Write out all of the entries exactly as given.

──────── DATASET EXTRACT

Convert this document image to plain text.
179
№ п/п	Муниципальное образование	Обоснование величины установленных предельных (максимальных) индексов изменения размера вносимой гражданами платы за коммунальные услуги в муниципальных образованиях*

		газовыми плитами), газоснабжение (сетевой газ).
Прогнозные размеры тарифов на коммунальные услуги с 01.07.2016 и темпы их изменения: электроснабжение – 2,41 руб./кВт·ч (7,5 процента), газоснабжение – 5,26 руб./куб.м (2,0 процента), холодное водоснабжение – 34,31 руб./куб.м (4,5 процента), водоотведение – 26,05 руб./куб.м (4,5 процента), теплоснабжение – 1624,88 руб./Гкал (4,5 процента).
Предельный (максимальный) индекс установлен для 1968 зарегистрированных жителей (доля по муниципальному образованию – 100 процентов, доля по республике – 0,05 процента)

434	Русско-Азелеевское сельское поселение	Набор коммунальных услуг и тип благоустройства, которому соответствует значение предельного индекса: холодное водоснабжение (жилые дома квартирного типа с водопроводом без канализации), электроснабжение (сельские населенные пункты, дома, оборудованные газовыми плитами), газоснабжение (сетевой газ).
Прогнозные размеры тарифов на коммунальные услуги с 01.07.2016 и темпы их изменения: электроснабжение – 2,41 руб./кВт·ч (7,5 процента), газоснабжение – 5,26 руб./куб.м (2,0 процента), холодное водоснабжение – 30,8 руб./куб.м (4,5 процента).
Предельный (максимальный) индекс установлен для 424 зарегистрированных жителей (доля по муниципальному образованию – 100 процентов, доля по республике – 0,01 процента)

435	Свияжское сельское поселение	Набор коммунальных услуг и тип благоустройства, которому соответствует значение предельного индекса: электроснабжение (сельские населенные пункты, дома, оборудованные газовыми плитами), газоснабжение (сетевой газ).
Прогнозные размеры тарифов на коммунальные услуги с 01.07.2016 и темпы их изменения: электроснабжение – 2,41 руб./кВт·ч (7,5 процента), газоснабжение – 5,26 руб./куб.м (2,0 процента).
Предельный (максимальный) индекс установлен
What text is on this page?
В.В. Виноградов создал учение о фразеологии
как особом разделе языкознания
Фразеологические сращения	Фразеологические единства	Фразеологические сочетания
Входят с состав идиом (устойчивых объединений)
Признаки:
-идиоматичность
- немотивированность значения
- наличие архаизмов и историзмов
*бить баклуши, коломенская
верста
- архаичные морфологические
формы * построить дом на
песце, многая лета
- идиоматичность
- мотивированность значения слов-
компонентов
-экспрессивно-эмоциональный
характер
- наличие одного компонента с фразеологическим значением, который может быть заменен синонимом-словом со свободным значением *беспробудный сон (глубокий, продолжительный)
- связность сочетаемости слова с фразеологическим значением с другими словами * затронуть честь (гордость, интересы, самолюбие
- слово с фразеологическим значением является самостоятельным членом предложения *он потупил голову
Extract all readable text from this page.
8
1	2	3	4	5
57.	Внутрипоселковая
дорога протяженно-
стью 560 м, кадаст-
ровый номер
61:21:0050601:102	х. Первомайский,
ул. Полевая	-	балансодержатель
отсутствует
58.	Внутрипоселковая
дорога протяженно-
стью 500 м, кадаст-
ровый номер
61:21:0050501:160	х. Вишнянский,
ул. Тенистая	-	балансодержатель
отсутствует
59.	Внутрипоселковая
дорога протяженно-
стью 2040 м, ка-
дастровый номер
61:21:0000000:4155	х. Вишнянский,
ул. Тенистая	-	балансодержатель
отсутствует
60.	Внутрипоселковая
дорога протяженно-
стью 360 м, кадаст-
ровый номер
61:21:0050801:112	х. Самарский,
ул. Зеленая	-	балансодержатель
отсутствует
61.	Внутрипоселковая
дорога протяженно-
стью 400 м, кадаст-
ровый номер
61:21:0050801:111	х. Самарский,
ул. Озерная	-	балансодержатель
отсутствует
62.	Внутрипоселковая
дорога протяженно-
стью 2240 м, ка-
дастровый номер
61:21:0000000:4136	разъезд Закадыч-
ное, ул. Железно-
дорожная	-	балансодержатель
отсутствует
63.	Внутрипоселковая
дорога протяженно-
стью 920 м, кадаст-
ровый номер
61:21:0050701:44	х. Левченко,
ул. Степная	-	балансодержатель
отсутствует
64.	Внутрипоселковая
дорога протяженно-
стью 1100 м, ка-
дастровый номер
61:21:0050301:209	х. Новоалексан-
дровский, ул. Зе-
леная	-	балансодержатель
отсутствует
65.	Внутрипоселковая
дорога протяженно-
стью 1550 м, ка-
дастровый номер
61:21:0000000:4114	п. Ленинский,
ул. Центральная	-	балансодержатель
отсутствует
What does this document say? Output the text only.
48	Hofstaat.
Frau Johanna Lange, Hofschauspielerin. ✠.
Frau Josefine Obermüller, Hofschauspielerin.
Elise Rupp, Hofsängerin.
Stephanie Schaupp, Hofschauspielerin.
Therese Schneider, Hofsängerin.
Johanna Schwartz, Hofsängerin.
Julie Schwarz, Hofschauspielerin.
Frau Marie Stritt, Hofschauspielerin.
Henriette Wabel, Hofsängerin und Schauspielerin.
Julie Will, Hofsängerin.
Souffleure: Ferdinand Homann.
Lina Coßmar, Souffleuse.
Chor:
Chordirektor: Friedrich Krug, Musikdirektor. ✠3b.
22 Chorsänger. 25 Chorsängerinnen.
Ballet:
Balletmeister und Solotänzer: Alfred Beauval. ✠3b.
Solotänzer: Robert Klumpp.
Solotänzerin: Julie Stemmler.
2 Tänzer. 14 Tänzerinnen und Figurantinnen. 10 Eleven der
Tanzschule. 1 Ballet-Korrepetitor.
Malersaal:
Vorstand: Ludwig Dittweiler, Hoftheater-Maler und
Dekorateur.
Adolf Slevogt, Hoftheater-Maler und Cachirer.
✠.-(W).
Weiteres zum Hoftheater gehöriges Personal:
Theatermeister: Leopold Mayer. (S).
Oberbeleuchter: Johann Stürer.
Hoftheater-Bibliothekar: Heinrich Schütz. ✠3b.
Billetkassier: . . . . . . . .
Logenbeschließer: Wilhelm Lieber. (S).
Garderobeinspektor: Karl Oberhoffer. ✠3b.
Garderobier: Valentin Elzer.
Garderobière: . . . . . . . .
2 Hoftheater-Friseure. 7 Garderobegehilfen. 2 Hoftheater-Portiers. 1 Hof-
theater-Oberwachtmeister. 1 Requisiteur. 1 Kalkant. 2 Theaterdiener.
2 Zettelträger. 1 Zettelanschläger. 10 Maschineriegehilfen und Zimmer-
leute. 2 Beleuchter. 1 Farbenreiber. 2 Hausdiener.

────────────────

◆ **RESPONSE TO THIS EXERCISE**:
Convert this document image to plain text.
179
№ п/п	Муниципальное образование	Обоснование величины установленных предельных (максимальных) индексов изменения размера вносимой гражданами платы за коммунальные услуги в муниципальных образованиях*

		газовыми плитами), газоснабжение (сетевой газ).
Прогнозные размеры тарифов на коммунальные услуги с 01.07.2016 и темпы их изменения: электроснабжение – 2,41 руб./кВт·ч (7,5 процента), газоснабжение – 5,26 руб./куб.м (2,0 процента), холодное водоснабжение – 34,31 руб./куб.м (4,5 процента), водоотведение – 26,05 руб./куб.м (4,5 процента), теплоснабжение – 1624,88 руб./Гкал (4,5 процента).
Предельный (максимальный) индекс установлен для 1968 зарегистрированных жителей (доля по муниципальному образованию – 100 процентов, доля по республике – 0,05 процента)

434	Русско-Азелеевское сельское поселение	Набор коммунальных услуг и тип благоустройства, которому соответствует значение предельного индекса: холодное водоснабжение (жилые дома квартирного типа с водопроводом без канализации), электроснабжение (сельские населенные пункты, дома, оборудованные газовыми плитами), газоснабжение (сетевой газ).
Прогнозные размеры тарифов на коммунальные услуги с 01.07.2016 и темпы их изменения: электроснабжение – 2,41 руб./кВт·ч (7,5 процента), газоснабжение – 5,26 руб./куб.м (2,0 процента), холодное водоснабжение – 30,8 руб./куб.м (4,5 процента).
Предельный (максимальный) индекс установлен для 424 зарегистрированных жителей (доля по муниципальному образованию – 100 процентов, доля по республике – 0,01 процента)

435	Свияжское сельское поселение	Набор коммунальных услуг и тип благоустройства, которому соответствует значение предельного индекса: электроснабжение (сельские населенные пункты, дома, оборудованные газовыми плитами), газоснабжение (сетевой газ).
Прогнозные размеры тарифов на коммунальные услуги с 01.07.2016 и темпы их изменения: электроснабжение – 2,41 руб./кВт·ч (7,5 процента), газоснабжение – 5,26 руб./куб.м (2,0 процента).
Предельный (максимальный) индекс установлен
What text is on this page?
В.В. Виноградов создал учение о фразеологии
как особом разделе языкознания
Фразеологические сращения	Фразеологические единства	Фразеологические сочетания
Входят с состав идиом (устойчивых объединений)
Признаки:
-идиоматичность
- немотивированность значения
- наличие архаизмов и историзмов
*бить баклуши, коломенская
верста
- архаичные морфологические
формы * построить дом на
песце, многая лета
- идиоматичность
- мотивированность значения слов-
компонентов
-экспрессивно-эмоциональный
характер
- наличие одного компонента с фразеологическим значением, который может быть заменен синонимом-словом со свободным значением *беспробудный сон (глубокий, продолжительный)
- связность сочетаемости слова с фразеологическим значением с другими словами * затронуть честь (гордость, интересы, самолюбие
- слово с фразеологическим значением является самостоятельным членом предложения *он потупил голову
Extract all readable text from this page.
8
1	2	3	4	5
57.	Внутрипоселковая
дорога протяженно-
стью 560 м, кадаст-
ровый номер
61:21:0050601:102	х. Первомайский,
ул. Полевая	-	балансодержатель
отсутствует
58.	Внутрипоселковая
дорога протяженно-
стью 500 м, кадаст-
ровый номер
61:21:0050501:160	х. Вишнянский,
ул. Тенистая	-	балансодержатель
отсутствует
59.	Внутрипоселковая
дорога протяженно-
стью 2040 м, ка-
дастровый номер
61:21:0000000:4155	х. Вишнянский,
ул. Тенистая	-	балансодержатель
отсутствует
60.	Внутрипоселковая
дорога протяженно-
стью 360 м, кадаст-
ровый номер
61:21:0050801:112	х. Самарский,
ул. Зеленая	-	балансодержатель
отсутствует
61.	Внутрипоселковая
дорога протяженно-
стью 400 м, кадаст-
ровый номер
61:21:0050801:111	х. Самарский,
ул. Озерная	-	балансодержатель
отсутствует
62.	Внутрипоселковая
дорога протяженно-
стью 2240 м, ка-
дастровый номер
61:21:0000000:4136	разъезд Закадыч-
ное, ул. Железно-
дорожная	-	балансодержатель
отсутствует
63.	Внутрипоселковая
дорога протяженно-
стью 920 м, кадаст-
ровый номер
61:21:0050701:44	х. Левченко,
ул. Степная	-	балансодержатель
отсутствует
64.	Внутрипоселковая
дорога протяженно-
стью 1100 м, ка-
дастровый номер
61:21:0050301:209	х. Новоалексан-
дровский, ул. Зе-
леная	-	балансодержатель
отсутствует
65.	Внутрипоселковая
дорога протяженно-
стью 1550 м, ка-
дастровый номер
61:21:0000000:4114	п. Ленинский,
ул. Центральная	-	балансодержатель
отсутствует
What does this document say? Output the text only.
48	Hofstaat.
Frau Johanna Lange, Hofschauspielerin. ✠.
Frau Josefine Obermüller, Hofschauspielerin.
Elise Rupp, Hofsängerin.
Stephanie Schaupp, Hofschauspielerin.
Therese Schneider, Hofsängerin.
Johanna Schwartz, Hofsängerin.
Julie Schwarz, Hofschauspielerin.
Frau Marie Stritt, Hofschauspielerin.
Henriette Wabel, Hofsängerin und Schauspielerin.
Julie Will, Hofsängerin.
Souffleure: Ferdinand Homann.
Lina Coßmar, Souffleuse.
Chor:
Chordirektor: Friedrich Krug, Musikdirektor. ✠3b.
22 Chorsänger. 25 Chorsängerinnen.
Ballet:
Balletmeister und Solotänzer: Alfred Beauval. ✠3b.
Solotänzer: Robert Klumpp.
Solotänzerin: Julie Stemmler.
2 Tänzer. 14 Tänzerinnen und Figurantinnen. 10 Eleven der
Tanzschule. 1 Ballet-Korrepetitor.
Malersaal:
Vorstand: Ludwig Dittweiler, Hoftheater-Maler und
Dekorateur.
Adolf Slevogt, Hoftheater-Maler und Cachirer.
✠.-(W).
Weiteres zum Hoftheater gehöriges Personal:
Theatermeister: Leopold Mayer. (S).
Oberbeleuchter: Johann Stürer.
Hoftheater-Bibliothekar: Heinrich Schütz. ✠3b.
Billetkassier: . . . . . . . .
Logenbeschließer: Wilhelm Lieber. (S).
Garderobeinspektor: Karl Oberhoffer. ✠3b.
Garderobier: Valentin Elzer.
Garderobière: . . . . . . . .
2 Hoftheater-Friseure. 7 Garderobegehilfen. 2 Hoftheater-Portiers. 1 Hof-
theater-Oberwachtmeister. 1 Requisiteur. 1 Kalkant. 2 Theaterdiener.
2 Zettelträger. 1 Zettelanschläger. 10 Maschineriegehilfen und Zimmer-
leute. 2 Beleuchter. 1 Farbenreiber. 2 Hausdiener.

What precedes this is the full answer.